**WHAT YOU ARE ASKED TO DO**
Please write out the material that follows, exactly as it stands.

**SUPPLIED DATA**

################

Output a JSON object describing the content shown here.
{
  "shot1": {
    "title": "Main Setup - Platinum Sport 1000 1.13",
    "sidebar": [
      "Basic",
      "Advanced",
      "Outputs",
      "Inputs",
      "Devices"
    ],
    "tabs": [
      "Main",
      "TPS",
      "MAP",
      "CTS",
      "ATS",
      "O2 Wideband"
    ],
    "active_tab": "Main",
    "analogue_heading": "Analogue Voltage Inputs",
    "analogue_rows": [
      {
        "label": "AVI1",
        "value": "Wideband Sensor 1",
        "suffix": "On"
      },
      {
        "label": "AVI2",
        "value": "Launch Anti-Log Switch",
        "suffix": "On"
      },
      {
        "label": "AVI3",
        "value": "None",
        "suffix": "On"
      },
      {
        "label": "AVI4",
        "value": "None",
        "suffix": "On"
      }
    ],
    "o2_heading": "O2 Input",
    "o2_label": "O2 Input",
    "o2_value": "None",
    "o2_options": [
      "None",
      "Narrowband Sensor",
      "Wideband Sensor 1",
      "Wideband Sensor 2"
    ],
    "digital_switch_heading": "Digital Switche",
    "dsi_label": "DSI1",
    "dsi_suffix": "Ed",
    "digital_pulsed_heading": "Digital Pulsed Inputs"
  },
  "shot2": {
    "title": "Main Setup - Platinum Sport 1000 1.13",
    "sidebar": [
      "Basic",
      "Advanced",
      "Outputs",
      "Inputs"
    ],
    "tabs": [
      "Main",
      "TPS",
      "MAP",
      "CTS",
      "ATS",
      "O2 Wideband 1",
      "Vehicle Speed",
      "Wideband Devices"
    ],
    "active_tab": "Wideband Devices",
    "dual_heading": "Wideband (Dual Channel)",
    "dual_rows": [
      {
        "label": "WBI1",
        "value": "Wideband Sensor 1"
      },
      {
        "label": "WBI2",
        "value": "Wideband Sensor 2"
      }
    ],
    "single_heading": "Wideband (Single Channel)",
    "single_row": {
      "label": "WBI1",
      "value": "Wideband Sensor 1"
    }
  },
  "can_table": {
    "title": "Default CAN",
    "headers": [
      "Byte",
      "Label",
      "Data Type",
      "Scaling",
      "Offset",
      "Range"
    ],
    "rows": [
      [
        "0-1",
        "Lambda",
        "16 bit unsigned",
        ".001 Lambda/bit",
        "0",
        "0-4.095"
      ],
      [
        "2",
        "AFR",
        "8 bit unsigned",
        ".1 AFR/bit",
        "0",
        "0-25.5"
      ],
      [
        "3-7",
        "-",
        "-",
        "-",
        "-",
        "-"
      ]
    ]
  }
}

################

**SOLUTION TO THIS EXERCISE**
Output a JSON object describing the content shown here.
{
  "shot1": {
    "title": "Main Setup - Platinum Sport 1000 1.13",
    "sidebar": [
      "Basic",
      "Advanced",
      "Outputs",
      "Inputs",
      "Devices"
    ],
    "tabs": [
      "Main",
      "TPS",
      "MAP",
      "CTS",
      "ATS",
      "O2 Wideband"
    ],
    "active_tab": "Main",
    "analogue_heading": "Analogue Voltage Inputs",
    "analogue_rows": [
      {
        "label": "AVI1",
        "value": "Wideband Sensor 1",
        "suffix": "On"
      },
      {
        "label": "AVI2",
        "value": "Launch Anti-Log Switch",
        "suffix": "On"
      },
      {
        "label": "AVI3",
        "value": "None",
        "suffix": "On"
      },
      {
        "label": "AVI4",
        "value": "None",
        "suffix": "On"
      }
    ],
    "o2_heading": "O2 Input",
    "o2_label": "O2 Input",
    "o2_value": "None",
    "o2_options": [
      "None",
      "Narrowband Sensor",
      "Wideband Sensor 1",
      "Wideband Sensor 2"
    ],
    "digital_switch_heading": "Digital Switche",
    "dsi_label": "DSI1",
    "dsi_suffix": "Ed",
    "digital_pulsed_heading": "Digital Pulsed Inputs"
  },
  "shot2": {
    "title": "Main Setup - Platinum Sport 1000 1.13",
    "sidebar": [
      "Basic",
      "Advanced",
      "Outputs",
      "Inputs"
    ],
    "tabs": [
      "Main",
      "TPS",
      "MAP",
      "CTS",
      "ATS",
      "O2 Wideband 1",
      "Vehicle Speed",
      "Wideband Devices"
    ],
    "active_tab": "Wideband Devices",
    "dual_heading": "Wideband (Dual Channel)",
    "dual_rows": [
      {
        "label": "WBI1",
        "value": "Wideband Sensor 1"
      },
      {
        "label": "WBI2",
        "value": "Wideband Sensor 2"
      }
    ],
    "single_heading": "Wideband (Single Channel)",
    "single_row": {
      "label": "WBI1",
      "value": "Wideband Sensor 1"
    }
  },
  "can_table": {
    "title": "Default CAN",
    "headers": [
      "Byte",
      "Label",
      "Data Type",
      "Scaling",
      "Offset",
      "Range"
    ],
    "rows": [
      [
        "0-1",
        "Lambda",
        "16 bit unsigned",
        ".001 Lambda/bit",
        "0",
        "0-4.095"
      ],
      [
        "2",
        "AFR",
        "8 bit unsigned",
        ".1 AFR/bit",
        "0",
        "0-25.5"
      ],
      [
        "3-7",
        "-",
        "-",
        "-",
        "-",
        "-"
      ]
    ]
  }
}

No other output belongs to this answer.